# Data start

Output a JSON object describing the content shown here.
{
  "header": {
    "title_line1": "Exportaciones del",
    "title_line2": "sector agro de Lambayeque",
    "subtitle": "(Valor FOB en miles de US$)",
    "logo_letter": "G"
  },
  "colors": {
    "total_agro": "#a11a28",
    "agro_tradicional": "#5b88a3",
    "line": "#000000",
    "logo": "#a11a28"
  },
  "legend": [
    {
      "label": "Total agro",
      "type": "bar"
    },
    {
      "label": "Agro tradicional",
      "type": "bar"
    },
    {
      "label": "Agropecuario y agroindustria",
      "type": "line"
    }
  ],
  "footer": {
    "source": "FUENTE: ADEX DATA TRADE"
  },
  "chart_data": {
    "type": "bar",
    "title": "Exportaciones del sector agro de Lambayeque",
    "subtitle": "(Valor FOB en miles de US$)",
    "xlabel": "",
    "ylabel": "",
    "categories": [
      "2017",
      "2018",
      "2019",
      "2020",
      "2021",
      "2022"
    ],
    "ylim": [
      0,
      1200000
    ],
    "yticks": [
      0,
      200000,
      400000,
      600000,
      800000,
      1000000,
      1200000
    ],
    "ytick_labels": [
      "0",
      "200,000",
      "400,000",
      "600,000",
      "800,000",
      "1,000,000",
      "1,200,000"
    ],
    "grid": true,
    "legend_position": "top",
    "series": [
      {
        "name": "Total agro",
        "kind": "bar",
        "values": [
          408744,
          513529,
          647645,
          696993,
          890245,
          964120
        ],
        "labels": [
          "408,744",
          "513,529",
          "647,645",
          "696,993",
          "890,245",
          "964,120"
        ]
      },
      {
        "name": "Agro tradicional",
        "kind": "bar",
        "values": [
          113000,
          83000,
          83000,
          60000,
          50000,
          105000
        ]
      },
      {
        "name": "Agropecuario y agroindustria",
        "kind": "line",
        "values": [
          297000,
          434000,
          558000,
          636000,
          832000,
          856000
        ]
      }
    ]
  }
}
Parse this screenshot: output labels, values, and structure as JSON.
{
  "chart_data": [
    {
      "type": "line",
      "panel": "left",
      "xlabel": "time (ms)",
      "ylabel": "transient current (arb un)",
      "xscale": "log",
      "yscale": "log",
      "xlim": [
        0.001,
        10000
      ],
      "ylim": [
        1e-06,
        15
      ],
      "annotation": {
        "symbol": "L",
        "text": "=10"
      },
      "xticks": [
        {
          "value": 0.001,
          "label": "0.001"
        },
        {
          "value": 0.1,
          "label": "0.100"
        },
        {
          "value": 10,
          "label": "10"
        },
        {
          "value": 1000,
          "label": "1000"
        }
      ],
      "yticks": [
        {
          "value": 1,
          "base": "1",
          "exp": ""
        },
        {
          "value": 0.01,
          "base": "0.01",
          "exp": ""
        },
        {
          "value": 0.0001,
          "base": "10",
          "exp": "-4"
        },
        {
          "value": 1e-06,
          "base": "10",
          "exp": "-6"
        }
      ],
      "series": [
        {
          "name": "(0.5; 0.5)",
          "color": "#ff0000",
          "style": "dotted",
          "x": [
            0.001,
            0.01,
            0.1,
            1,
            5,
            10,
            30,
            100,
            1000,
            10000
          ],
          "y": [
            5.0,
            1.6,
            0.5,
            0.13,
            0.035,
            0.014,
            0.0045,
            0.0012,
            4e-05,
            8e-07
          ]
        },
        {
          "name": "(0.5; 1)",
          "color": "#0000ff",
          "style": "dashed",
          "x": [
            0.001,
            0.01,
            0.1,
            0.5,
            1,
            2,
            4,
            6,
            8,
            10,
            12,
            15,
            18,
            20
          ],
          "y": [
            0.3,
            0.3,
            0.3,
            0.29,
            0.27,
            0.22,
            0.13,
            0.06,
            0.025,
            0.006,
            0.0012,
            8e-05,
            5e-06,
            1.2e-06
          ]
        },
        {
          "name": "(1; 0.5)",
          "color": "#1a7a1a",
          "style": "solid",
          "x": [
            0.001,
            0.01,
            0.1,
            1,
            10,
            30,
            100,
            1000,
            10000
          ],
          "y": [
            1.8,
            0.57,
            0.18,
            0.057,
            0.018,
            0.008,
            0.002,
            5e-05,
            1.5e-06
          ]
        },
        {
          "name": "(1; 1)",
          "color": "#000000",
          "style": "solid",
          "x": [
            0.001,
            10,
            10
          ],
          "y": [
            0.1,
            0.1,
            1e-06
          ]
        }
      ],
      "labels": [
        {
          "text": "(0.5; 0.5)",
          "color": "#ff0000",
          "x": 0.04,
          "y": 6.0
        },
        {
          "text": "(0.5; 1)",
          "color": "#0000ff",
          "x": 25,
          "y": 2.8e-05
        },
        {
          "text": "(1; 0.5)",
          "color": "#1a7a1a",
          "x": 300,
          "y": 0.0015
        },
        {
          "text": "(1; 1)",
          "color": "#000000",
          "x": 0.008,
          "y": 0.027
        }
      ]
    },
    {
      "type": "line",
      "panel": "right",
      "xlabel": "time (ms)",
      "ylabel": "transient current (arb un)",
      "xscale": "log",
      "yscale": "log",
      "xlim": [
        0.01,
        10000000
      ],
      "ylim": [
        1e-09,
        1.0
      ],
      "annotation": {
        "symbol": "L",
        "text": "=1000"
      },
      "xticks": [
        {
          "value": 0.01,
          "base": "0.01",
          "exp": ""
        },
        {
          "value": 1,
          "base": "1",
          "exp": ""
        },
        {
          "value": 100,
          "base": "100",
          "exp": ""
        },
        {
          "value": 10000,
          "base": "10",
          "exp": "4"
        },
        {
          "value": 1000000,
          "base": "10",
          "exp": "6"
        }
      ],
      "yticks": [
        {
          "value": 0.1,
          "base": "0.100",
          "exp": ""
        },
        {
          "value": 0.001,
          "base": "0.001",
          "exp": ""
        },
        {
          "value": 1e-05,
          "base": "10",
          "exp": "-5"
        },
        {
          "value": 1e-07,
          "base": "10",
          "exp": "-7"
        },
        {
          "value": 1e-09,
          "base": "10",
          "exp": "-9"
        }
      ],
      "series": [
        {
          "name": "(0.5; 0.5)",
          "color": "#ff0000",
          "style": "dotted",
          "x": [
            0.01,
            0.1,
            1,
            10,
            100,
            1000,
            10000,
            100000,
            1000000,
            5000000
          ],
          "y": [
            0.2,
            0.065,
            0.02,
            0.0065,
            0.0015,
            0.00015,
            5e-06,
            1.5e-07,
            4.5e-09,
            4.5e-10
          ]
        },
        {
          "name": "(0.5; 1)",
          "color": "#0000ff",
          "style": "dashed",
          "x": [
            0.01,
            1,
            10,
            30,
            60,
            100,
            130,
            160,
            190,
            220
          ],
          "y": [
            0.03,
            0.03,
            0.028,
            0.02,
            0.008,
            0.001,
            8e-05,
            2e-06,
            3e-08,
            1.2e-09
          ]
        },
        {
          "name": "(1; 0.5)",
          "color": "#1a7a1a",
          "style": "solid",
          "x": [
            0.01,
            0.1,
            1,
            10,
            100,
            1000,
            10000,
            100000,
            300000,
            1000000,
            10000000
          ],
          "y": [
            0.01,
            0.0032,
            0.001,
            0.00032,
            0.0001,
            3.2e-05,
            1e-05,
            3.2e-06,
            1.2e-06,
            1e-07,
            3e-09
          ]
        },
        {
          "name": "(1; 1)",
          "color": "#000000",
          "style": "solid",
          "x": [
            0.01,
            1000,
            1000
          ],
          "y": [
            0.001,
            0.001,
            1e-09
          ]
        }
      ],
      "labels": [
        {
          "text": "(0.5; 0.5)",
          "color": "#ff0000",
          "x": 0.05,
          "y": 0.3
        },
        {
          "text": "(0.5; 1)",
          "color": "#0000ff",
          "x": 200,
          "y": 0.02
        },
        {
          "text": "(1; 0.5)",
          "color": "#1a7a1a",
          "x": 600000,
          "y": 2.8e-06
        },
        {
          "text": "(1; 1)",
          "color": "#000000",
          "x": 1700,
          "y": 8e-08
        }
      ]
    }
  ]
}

# Data end

Where a line holds "sector", copy that line.

• _Solution to the problem_
    "title_line2": "sector agro de Lambayeque",
    "title": "Exportaciones del sector agro de Lambayeque",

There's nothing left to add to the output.